YOUR GOAL → Write the material out again in full, exactly.

##### RECORDS SUPPLIED

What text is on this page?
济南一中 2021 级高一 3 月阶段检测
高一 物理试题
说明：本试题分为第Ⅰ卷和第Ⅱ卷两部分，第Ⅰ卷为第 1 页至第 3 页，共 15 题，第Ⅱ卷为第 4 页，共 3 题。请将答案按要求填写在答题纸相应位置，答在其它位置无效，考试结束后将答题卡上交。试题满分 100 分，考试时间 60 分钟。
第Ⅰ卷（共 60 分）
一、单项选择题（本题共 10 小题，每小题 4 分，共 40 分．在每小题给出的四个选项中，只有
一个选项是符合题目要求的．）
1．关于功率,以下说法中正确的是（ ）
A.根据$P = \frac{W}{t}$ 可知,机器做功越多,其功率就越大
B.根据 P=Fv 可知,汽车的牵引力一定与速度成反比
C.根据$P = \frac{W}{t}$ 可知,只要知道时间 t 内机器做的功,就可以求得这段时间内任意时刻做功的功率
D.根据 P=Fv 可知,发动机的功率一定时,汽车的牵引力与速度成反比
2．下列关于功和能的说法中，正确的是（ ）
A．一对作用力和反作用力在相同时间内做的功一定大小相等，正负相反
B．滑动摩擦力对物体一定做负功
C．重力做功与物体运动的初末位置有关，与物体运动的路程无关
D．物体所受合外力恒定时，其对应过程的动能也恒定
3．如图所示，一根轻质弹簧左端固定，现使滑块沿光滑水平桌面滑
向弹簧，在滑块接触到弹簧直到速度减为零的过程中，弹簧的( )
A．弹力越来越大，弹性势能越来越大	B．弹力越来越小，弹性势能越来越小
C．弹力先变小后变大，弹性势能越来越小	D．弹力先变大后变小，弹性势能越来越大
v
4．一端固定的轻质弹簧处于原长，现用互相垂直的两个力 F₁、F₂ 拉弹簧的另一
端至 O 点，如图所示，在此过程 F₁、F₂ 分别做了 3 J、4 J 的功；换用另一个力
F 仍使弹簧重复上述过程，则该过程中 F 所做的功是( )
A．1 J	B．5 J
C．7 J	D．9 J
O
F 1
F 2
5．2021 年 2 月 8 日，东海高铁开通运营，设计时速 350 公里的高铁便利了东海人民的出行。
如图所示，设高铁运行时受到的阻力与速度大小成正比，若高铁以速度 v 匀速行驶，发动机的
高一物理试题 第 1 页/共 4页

##########

OUTPUT OF THE TASK →
What text is on this page?
济南一中 2021 级高一 3 月阶段检测
高一 物理试题
说明：本试题分为第Ⅰ卷和第Ⅱ卷两部分，第Ⅰ卷为第 1 页至第 3 页，共 15 题，第Ⅱ卷为第 4 页，共 3 题。请将答案按要求填写在答题纸相应位置，答在其它位置无效，考试结束后将答题卡上交。试题满分 100 分，考试时间 60 分钟。
第Ⅰ卷（共 60 分）
一、单项选择题（本题共 10 小题，每小题 4 分，共 40 分．在每小题给出的四个选项中，只有
一个选项是符合题目要求的．）
1．关于功率,以下说法中正确的是（ ）
A.根据$P = \frac{W}{t}$ 可知,机器做功越多,其功率就越大
B.根据 P=Fv 可知,汽车的牵引力一定与速度成反比
C.根据$P = \frac{W}{t}$ 可知,只要知道时间 t 内机器做的功,就可以求得这段时间内任意时刻做功的功率
D.根据 P=Fv 可知,发动机的功率一定时,汽车的牵引力与速度成反比
2．下列关于功和能的说法中，正确的是（ ）
A．一对作用力和反作用力在相同时间内做的功一定大小相等，正负相反
B．滑动摩擦力对物体一定做负功
C．重力做功与物体运动的初末位置有关，与物体运动的路程无关
D．物体所受合外力恒定时，其对应过程的动能也恒定
3．如图所示，一根轻质弹簧左端固定，现使滑块沿光滑水平桌面滑
向弹簧，在滑块接触到弹簧直到速度减为零的过程中，弹簧的( )
A．弹力越来越大，弹性势能越来越大	B．弹力越来越小，弹性势能越来越小
C．弹力先变小后变大，弹性势能越来越小	D．弹力先变大后变小，弹性势能越来越大
v
4．一端固定的轻质弹簧处于原长，现用互相垂直的两个力 F₁、F₂ 拉弹簧的另一
端至 O 点，如图所示，在此过程 F₁、F₂ 分别做了 3 J、4 J 的功；换用另一个力
F 仍使弹簧重复上述过程，则该过程中 F 所做的功是( )
A．1 J	B．5 J
C．7 J	D．9 J
O
F 1
F 2
5．2021 年 2 月 8 日，东海高铁开通运营，设计时速 350 公里的高铁便利了东海人民的出行。
如图所示，设高铁运行时受到的阻力与速度大小成正比，若高铁以速度 v 匀速行驶，发动机的
高一物理试题 第 1 页/共 4页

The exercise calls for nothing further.